Start

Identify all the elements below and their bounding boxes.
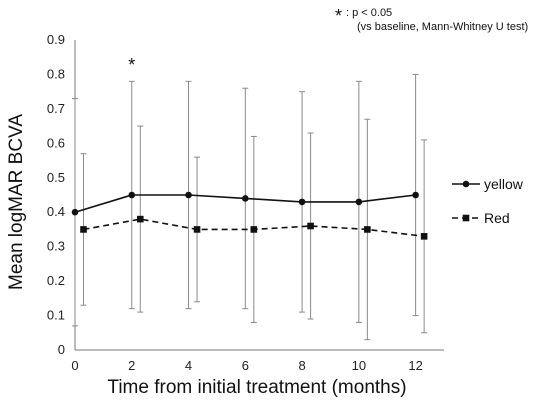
series-markers (71, 191, 428, 240)
data-point-yellow (185, 191, 192, 199)
significance-star: * (128, 55, 135, 75)
note-line-1: : p < 0.05 (346, 7, 392, 19)
note-line-2: (vs baseline, Mann-Whitney U test) (357, 21, 528, 33)
data-point-red (250, 226, 258, 233)
y-tick-label: 0.5 (47, 170, 65, 185)
data-point-red (80, 226, 87, 233)
y-tick-label: 0.9 (47, 32, 65, 47)
significance-note: * : p < 0.05 (vs baseline, Mann-Whitney … (335, 6, 528, 33)
data-point-yellow (355, 198, 363, 206)
x-tick-label: 12 (408, 358, 422, 373)
note-star: * (335, 6, 342, 26)
y-tick-label: 0.2 (47, 273, 65, 288)
y-tick-label: 0.1 (47, 308, 65, 323)
x-tick-label: 0 (71, 358, 78, 373)
y-axis-label: Mean logMAR BCVA (6, 114, 27, 290)
data-point-yellow (412, 191, 419, 199)
y-tick-label: 0 (58, 342, 65, 357)
data-point-yellow (298, 198, 306, 206)
data-point-yellow (242, 195, 249, 202)
legend: yellow Red (452, 176, 524, 226)
x-tick-label: 8 (298, 358, 305, 373)
y-tick-label: 0.4 (47, 204, 65, 219)
legend-marker-red (462, 214, 470, 222)
x-axis-label: Time from initial treatment (months) (107, 377, 406, 398)
data-point-red (136, 215, 144, 223)
x-tick-label: 6 (242, 358, 249, 373)
series-lines (74, 194, 425, 238)
x-tick-labels: 0 2 4 6 8 10 12 (71, 358, 422, 373)
annotations: * (128, 55, 135, 75)
x-tick-label: 4 (185, 358, 192, 373)
error-bars (72, 73, 428, 341)
data-point-yellow (128, 191, 136, 199)
legend-label-yellow: yellow (484, 176, 524, 192)
x-tick-label: 10 (352, 358, 366, 373)
legend-label-red: Red (484, 210, 510, 226)
y-tick-labels: 0 0.1 0.2 0.3 0.4 0.5 0.6 0.7 0.8 0.9 (47, 32, 65, 357)
data-point-red (307, 222, 314, 230)
data-point-red (420, 233, 428, 240)
data-point-red (364, 226, 371, 233)
y-tick-label: 0.7 (47, 101, 65, 116)
data-point-yellow (71, 208, 79, 216)
x-tick-label: 2 (128, 358, 135, 373)
y-tick-label: 0.6 (47, 135, 65, 150)
legend-marker-yellow (462, 180, 470, 188)
y-tick-label: 0.8 (47, 66, 65, 81)
y-tick-label: 0.3 (47, 239, 65, 254)
data-point-red (193, 226, 201, 233)
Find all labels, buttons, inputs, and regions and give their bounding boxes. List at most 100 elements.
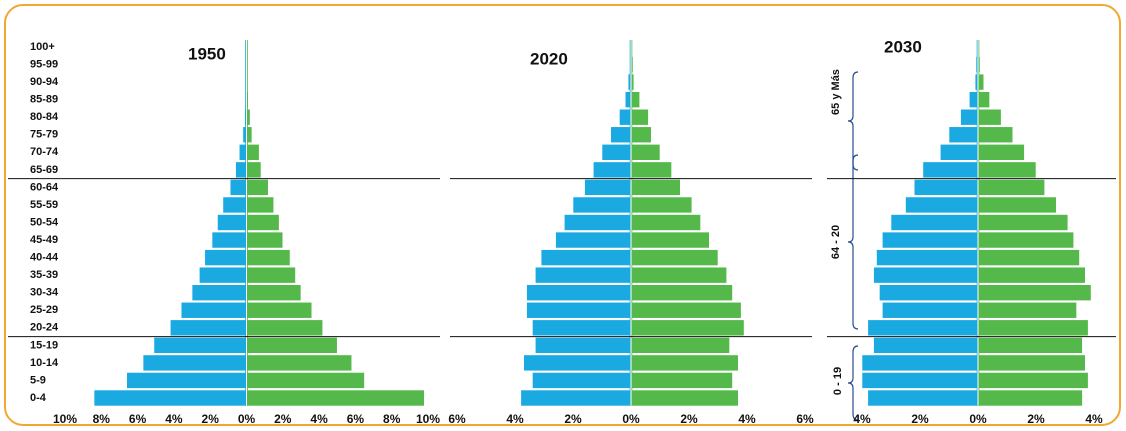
y-tick-label: 95-99: [30, 58, 58, 70]
annotation: 65 y Más: [830, 69, 842, 115]
bar: [977, 249, 1080, 266]
bar: [246, 337, 338, 354]
bar: [246, 284, 302, 302]
y-tick-label: 40-44: [30, 252, 59, 264]
bar: [977, 319, 1089, 337]
bar: [977, 108, 1002, 126]
bar: [191, 284, 247, 302]
bar: [630, 266, 727, 284]
x-tick-label: 0%: [969, 412, 987, 426]
bar: [630, 319, 745, 337]
x-tick-label: 4%: [853, 412, 871, 426]
bar: [905, 196, 979, 214]
x-tick-label: 2%: [1027, 412, 1045, 426]
x-tick-label: 4%: [165, 412, 183, 426]
bar: [246, 372, 365, 389]
bar: [939, 144, 979, 161]
bar: [922, 161, 979, 179]
bar: [246, 354, 353, 372]
bar: [572, 196, 632, 214]
bar: [229, 179, 247, 196]
y-tick-label: 0-4: [30, 392, 47, 404]
bar: [246, 389, 425, 407]
bar: [204, 249, 247, 266]
bar: [246, 196, 275, 214]
bar: [630, 144, 661, 161]
bar: [246, 161, 262, 179]
bar: [881, 231, 979, 249]
bar: [142, 354, 247, 372]
bar: [153, 337, 247, 354]
bar: [977, 284, 1092, 302]
bar: [555, 231, 632, 249]
bar: [867, 389, 979, 407]
bar: [977, 372, 1089, 389]
x-tick-label: 2%: [680, 412, 698, 426]
x-tick-label: 6%: [347, 412, 365, 426]
bar: [246, 266, 296, 284]
x-tick-label: 2%: [564, 412, 582, 426]
bar: [890, 214, 979, 231]
bar: [523, 354, 632, 372]
y-tick-label: 25-29: [30, 304, 58, 316]
bar: [977, 266, 1086, 284]
bar: [222, 196, 247, 214]
bar: [630, 108, 649, 126]
y-tick-label: 5-9: [30, 374, 46, 386]
brace: [847, 154, 859, 330]
bar: [913, 179, 979, 196]
x-tick-label: 4%: [310, 412, 328, 426]
chart-title: 1950: [188, 44, 226, 63]
x-tick-label: 4%: [506, 412, 524, 426]
y-tick-label: 60-64: [30, 181, 59, 193]
bar: [93, 389, 247, 407]
x-tick-label: 4%: [1085, 412, 1103, 426]
bar: [520, 389, 632, 407]
y-tick-label: 85-89: [30, 94, 58, 106]
annotation: 0 - 19: [832, 367, 844, 395]
bar: [968, 91, 979, 108]
bar: [169, 319, 247, 337]
bar: [630, 179, 681, 196]
y-tick-label: 15-19: [30, 339, 58, 351]
bar: [630, 91, 640, 108]
bar: [630, 372, 733, 389]
y-tick-label: 65-69: [30, 164, 58, 176]
bar: [532, 372, 632, 389]
bar: [881, 301, 979, 319]
bar: [532, 319, 632, 337]
x-tick-label: 2%: [911, 412, 929, 426]
bar: [540, 249, 632, 266]
bar: [861, 354, 979, 372]
bar: [630, 337, 730, 354]
x-tick-label: 6%: [796, 412, 814, 426]
y-tick-label: 70-74: [30, 146, 59, 158]
bar: [246, 249, 291, 266]
y-tick-label: 45-49: [30, 234, 58, 246]
x-tick-label: 10%: [53, 412, 77, 426]
y-tick-label: 90-94: [30, 76, 59, 88]
bar: [630, 126, 652, 144]
bar: [180, 301, 247, 319]
bar: [246, 144, 260, 161]
x-tick-label: 10%: [416, 412, 440, 426]
bar: [879, 284, 979, 302]
bar: [876, 249, 979, 266]
y-tick-label: 30-34: [30, 287, 59, 299]
bar: [977, 91, 990, 108]
y-tick-label: 20-24: [30, 322, 59, 334]
x-tick-label: 0%: [238, 412, 256, 426]
frame: [4, 4, 1121, 426]
bar: [977, 196, 1057, 214]
bar: [601, 144, 632, 161]
y-tick-label: 55-59: [30, 199, 58, 211]
bar: [211, 231, 247, 249]
bar: [630, 354, 739, 372]
y-tick-label: 10-14: [30, 357, 59, 369]
x-tick-label: 8%: [93, 412, 111, 426]
bar: [977, 144, 1025, 161]
chart-title: 2020: [530, 49, 568, 68]
x-tick-label: 2%: [274, 412, 292, 426]
bar: [867, 319, 979, 337]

End

**PROBLEM TO SOLVE:**
Copy all of the material above line for line, without any changes, and omit the pictures from your copy.

**WRITTEN REPLY:**
Identify all the elements below and their bounding boxes.
series-markers (71, 191, 428, 240)
data-point-yellow (185, 191, 192, 199)
significance-star: * (128, 55, 135, 75)
note-line-1: : p < 0.05 (346, 7, 392, 19)
note-line-2: (vs baseline, Mann-Whitney U test) (357, 21, 528, 33)
data-point-red (250, 226, 258, 233)
y-tick-label: 0.5 (47, 170, 65, 185)
data-point-red (80, 226, 87, 233)
y-tick-label: 0.9 (47, 32, 65, 47)
significance-note: * : p < 0.05 (vs baseline, Mann-Whitney … (335, 6, 528, 33)
data-point-yellow (355, 198, 363, 206)
x-tick-label: 12 (408, 358, 422, 373)
note-star: * (335, 6, 342, 26)
y-tick-label: 0.2 (47, 273, 65, 288)
y-tick-label: 0.1 (47, 308, 65, 323)
x-tick-label: 0 (71, 358, 78, 373)
y-axis-label: Mean logMAR BCVA (6, 114, 27, 290)
data-point-yellow (412, 191, 419, 199)
y-tick-label: 0 (58, 342, 65, 357)
data-point-yellow (298, 198, 306, 206)
data-point-yellow (242, 195, 249, 202)
legend: yellow Red (452, 176, 524, 226)
x-tick-label: 8 (298, 358, 305, 373)
y-tick-label: 0.4 (47, 204, 65, 219)
legend-marker-red (462, 214, 470, 222)
x-axis-label: Time from initial treatment (months) (107, 377, 406, 398)
data-point-red (136, 215, 144, 223)
x-tick-label: 6 (242, 358, 249, 373)
series-lines (74, 194, 425, 238)
x-tick-labels: 0 2 4 6 8 10 12 (71, 358, 422, 373)
annotations: * (128, 55, 135, 75)
x-tick-label: 4 (185, 358, 192, 373)
error-bars (72, 73, 428, 341)
data-point-yellow (128, 191, 136, 199)
legend-label-yellow: yellow (484, 176, 524, 192)
x-tick-label: 10 (352, 358, 366, 373)
legend-label-red: Red (484, 210, 510, 226)
y-tick-labels: 0 0.1 0.2 0.3 0.4 0.5 0.6 0.7 0.8 0.9 (47, 32, 65, 357)
data-point-red (307, 222, 314, 230)
data-point-red (420, 233, 428, 240)
data-point-red (364, 226, 371, 233)
y-tick-label: 0.7 (47, 101, 65, 116)
data-point-yellow (71, 208, 79, 216)
x-tick-label: 2 (128, 358, 135, 373)
y-tick-label: 0.6 (47, 135, 65, 150)
legend-marker-yellow (462, 180, 470, 188)
y-tick-label: 0.8 (47, 66, 65, 81)
y-tick-label: 0.3 (47, 239, 65, 254)
data-point-red (193, 226, 201, 233)
Find all labels, buttons, inputs, and regions and give their bounding boxes. List at most 100 elements.
y-tick-label: 95-99: [30, 58, 58, 70]
annotation: 65 y Más: [830, 69, 842, 115]
bar: [977, 249, 1080, 266]
bar: [246, 337, 338, 354]
bar: [246, 284, 302, 302]
y-tick-label: 40-44: [30, 252, 59, 264]
bar: [977, 319, 1089, 337]
bar: [977, 108, 1002, 126]
bar: [191, 284, 247, 302]
bar: [630, 266, 727, 284]
x-tick-label: 0%: [969, 412, 987, 426]
bar: [630, 319, 745, 337]
x-tick-label: 4%: [853, 412, 871, 426]
bar: [905, 196, 979, 214]
x-tick-label: 2%: [1027, 412, 1045, 426]
x-tick-label: 4%: [165, 412, 183, 426]
bar: [246, 372, 365, 389]
bar: [939, 144, 979, 161]
bar: [922, 161, 979, 179]
bar: [246, 354, 353, 372]
bar: [572, 196, 632, 214]
bar: [229, 179, 247, 196]
y-tick-label: 0-4: [30, 392, 47, 404]
bar: [246, 389, 425, 407]
bar: [204, 249, 247, 266]
bar: [246, 196, 275, 214]
bar: [630, 144, 661, 161]
bar: [246, 161, 262, 179]
bar: [881, 231, 979, 249]
bar: [142, 354, 247, 372]
bar: [153, 337, 247, 354]
bar: [977, 284, 1092, 302]
bar: [555, 231, 632, 249]
bar: [867, 389, 979, 407]
bar: [977, 372, 1089, 389]
x-tick-label: 2%: [680, 412, 698, 426]
x-tick-label: 6%: [347, 412, 365, 426]
bar: [246, 266, 296, 284]
x-tick-label: 2%: [564, 412, 582, 426]
bar: [890, 214, 979, 231]
bar: [523, 354, 632, 372]
y-tick-label: 25-29: [30, 304, 58, 316]
bar: [977, 266, 1086, 284]
bar: [222, 196, 247, 214]
bar: [630, 108, 649, 126]
y-tick-label: 5-9: [30, 374, 46, 386]
brace: [847, 154, 859, 330]
bar: [913, 179, 979, 196]
x-tick-label: 4%: [310, 412, 328, 426]
chart-title: 1950: [188, 44, 226, 63]
x-tick-label: 4%: [506, 412, 524, 426]
y-tick-label: 60-64: [30, 181, 59, 193]
bar: [93, 389, 247, 407]
x-tick-label: 4%: [1085, 412, 1103, 426]
bar: [520, 389, 632, 407]
y-tick-label: 85-89: [30, 94, 58, 106]
annotation: 0 - 19: [832, 367, 844, 395]
bar: [968, 91, 979, 108]
bar: [169, 319, 247, 337]
bar: [630, 179, 681, 196]
y-tick-label: 15-19: [30, 339, 58, 351]
bar: [630, 91, 640, 108]
bar: [630, 372, 733, 389]
y-tick-label: 65-69: [30, 164, 58, 176]
bar: [532, 372, 632, 389]
bar: [881, 301, 979, 319]
bar: [532, 319, 632, 337]
x-tick-label: 2%: [911, 412, 929, 426]
bar: [540, 249, 632, 266]
bar: [861, 354, 979, 372]
bar: [630, 337, 730, 354]
x-tick-label: 6%: [796, 412, 814, 426]
y-tick-label: 70-74: [30, 146, 59, 158]
bar: [246, 249, 291, 266]
y-tick-label: 45-49: [30, 234, 58, 246]
x-tick-label: 10%: [53, 412, 77, 426]
y-tick-label: 90-94: [30, 76, 59, 88]
bar: [630, 126, 652, 144]
bar: [180, 301, 247, 319]
bar: [246, 144, 260, 161]
x-tick-label: 10%: [416, 412, 440, 426]
bar: [879, 284, 979, 302]
bar: [876, 249, 979, 266]
y-tick-label: 30-34: [30, 287, 59, 299]
bar: [977, 91, 990, 108]
y-tick-label: 20-24: [30, 322, 59, 334]
x-tick-label: 0%: [238, 412, 256, 426]
frame: [4, 4, 1121, 426]
bar: [977, 196, 1057, 214]
bar: [601, 144, 632, 161]
y-tick-label: 55-59: [30, 199, 58, 211]
bar: [211, 231, 247, 249]
bar: [630, 354, 739, 372]
y-tick-label: 10-14: [30, 357, 59, 369]
x-tick-label: 8%: [93, 412, 111, 426]
bar: [977, 144, 1025, 161]
chart-title: 2020: [530, 49, 568, 68]
x-tick-label: 2%: [274, 412, 292, 426]
bar: [867, 319, 979, 337]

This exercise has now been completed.